### Excerpted text
- - -

We need programming mentors

tl;dr Mentoring is probably the best way to advance the art of programming, by keeping hard-earned lessons fresh.

Programming is a new discipline. Mathematics and logic had existed for millennia and even the scientific method had existed for generations before Ada Lovelace wrote the first thing recognizable as a precursor to the for loop. And programming as an activity available to the general public is so recent that some of its earliest participants are still with us today.

- - -

### Material to process
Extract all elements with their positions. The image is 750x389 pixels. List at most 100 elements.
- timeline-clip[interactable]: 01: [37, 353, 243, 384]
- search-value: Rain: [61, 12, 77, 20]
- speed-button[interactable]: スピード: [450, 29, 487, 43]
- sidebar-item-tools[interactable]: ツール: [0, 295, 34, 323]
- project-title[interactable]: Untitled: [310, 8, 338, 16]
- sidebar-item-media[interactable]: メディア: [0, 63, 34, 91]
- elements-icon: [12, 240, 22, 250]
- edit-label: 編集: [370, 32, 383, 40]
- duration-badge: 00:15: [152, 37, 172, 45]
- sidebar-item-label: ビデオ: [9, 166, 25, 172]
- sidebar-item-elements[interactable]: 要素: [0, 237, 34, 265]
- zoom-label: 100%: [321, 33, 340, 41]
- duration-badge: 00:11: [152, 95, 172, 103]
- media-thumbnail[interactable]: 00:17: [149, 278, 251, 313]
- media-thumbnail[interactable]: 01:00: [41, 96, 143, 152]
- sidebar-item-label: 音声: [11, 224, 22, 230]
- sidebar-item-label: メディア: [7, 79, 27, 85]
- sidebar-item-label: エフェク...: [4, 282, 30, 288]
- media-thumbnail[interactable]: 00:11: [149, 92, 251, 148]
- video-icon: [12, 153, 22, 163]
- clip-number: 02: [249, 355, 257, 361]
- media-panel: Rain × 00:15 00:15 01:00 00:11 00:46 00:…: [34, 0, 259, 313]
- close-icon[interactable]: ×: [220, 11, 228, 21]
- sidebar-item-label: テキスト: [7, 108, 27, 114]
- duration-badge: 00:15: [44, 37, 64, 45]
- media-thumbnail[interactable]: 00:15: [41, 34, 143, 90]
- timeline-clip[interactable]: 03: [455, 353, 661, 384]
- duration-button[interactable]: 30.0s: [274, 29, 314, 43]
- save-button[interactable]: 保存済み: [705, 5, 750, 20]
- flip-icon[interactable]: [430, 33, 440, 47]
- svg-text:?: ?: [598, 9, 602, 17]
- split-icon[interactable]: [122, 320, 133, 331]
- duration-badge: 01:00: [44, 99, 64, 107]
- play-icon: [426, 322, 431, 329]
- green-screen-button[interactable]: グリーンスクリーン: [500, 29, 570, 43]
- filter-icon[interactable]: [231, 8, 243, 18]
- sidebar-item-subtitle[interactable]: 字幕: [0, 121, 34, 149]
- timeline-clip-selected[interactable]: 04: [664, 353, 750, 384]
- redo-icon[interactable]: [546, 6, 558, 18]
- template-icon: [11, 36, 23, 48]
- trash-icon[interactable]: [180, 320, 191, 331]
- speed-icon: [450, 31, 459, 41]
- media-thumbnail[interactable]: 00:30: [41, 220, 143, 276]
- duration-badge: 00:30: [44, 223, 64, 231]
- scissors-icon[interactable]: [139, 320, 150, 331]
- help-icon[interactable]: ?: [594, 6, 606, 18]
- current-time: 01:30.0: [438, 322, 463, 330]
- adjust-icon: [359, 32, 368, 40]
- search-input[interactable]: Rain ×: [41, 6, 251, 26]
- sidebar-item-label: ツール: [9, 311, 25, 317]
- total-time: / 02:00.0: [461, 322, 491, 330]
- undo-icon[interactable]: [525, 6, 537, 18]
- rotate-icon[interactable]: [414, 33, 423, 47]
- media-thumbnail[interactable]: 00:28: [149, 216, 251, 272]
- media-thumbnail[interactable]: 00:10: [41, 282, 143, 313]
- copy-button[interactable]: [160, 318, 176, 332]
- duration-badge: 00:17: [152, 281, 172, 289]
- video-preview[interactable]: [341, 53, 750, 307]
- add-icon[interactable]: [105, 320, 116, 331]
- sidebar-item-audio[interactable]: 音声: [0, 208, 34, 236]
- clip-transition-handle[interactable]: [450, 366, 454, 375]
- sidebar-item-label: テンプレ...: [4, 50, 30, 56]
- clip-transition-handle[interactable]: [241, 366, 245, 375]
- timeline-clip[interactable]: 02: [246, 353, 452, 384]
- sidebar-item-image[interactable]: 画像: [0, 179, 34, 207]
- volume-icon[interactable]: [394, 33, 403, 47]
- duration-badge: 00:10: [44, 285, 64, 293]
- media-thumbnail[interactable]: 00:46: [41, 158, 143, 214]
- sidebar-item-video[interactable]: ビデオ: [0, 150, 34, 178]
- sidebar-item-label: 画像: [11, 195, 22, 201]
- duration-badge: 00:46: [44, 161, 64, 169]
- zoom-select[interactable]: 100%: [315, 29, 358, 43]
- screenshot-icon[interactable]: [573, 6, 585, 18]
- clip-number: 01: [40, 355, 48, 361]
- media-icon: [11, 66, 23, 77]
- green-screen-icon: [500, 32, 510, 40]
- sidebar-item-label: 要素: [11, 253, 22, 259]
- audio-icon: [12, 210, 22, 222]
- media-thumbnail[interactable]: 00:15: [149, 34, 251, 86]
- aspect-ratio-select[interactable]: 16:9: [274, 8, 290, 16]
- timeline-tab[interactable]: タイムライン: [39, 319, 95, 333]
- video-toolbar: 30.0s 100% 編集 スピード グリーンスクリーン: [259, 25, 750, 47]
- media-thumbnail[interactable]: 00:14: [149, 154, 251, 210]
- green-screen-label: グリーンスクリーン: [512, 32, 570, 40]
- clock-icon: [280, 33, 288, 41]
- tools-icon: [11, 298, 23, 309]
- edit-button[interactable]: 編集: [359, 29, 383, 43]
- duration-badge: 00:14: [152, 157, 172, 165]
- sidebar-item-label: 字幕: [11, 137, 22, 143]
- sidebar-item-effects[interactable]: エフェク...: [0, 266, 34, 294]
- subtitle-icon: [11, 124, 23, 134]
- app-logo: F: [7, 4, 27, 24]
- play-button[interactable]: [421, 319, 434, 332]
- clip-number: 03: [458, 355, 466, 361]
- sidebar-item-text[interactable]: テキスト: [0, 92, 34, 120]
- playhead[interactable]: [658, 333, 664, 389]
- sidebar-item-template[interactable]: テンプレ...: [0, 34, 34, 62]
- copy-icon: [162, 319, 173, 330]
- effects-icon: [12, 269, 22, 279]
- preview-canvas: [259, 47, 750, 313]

- - -

### Tasks and exercises
1/ Print the stretch of the mentoring essay from "tl;dr Mentoring is" through "with us today.".
2/ Render the stretch of the records from their first line through the line containing "- project-title[interactable]: Untitled: [310, 8, 338, 16]" as a JSON list of strings, one string per line, with blank lines left out.
The essay on mentoring and the records do not come from the same source.

### Final answers
1/
tl;dr Mentoring is probably the best way to advance the art of programming, by keeping hard-earned lessons fresh.

Programming is a new discipline. Mathematics and logic had existed for millennia and even the scientific method had existed for generations before Ada Lovelace wrote the first thing recognizable as a precursor to the for loop. And programming as an activity available to the general public is so recent that some of its earliest participants are still with us today.

2/
[
  "Extract all elements with their positions. The image is 750x389 pixels. List at most 100 elements.",
  "- timeline-clip[interactable]: 01: [37, 353, 243, 384]",
  "- search-value: Rain: [61, 12, 77, 20]",
  "- speed-button[interactable]: スピード: [450, 29, 487, 43]",
  "- sidebar-item-tools[interactable]: ツール: [0, 295, 34, 323]",
  "- project-title[interactable]: Untitled: [310, 8, 338, 16]"
]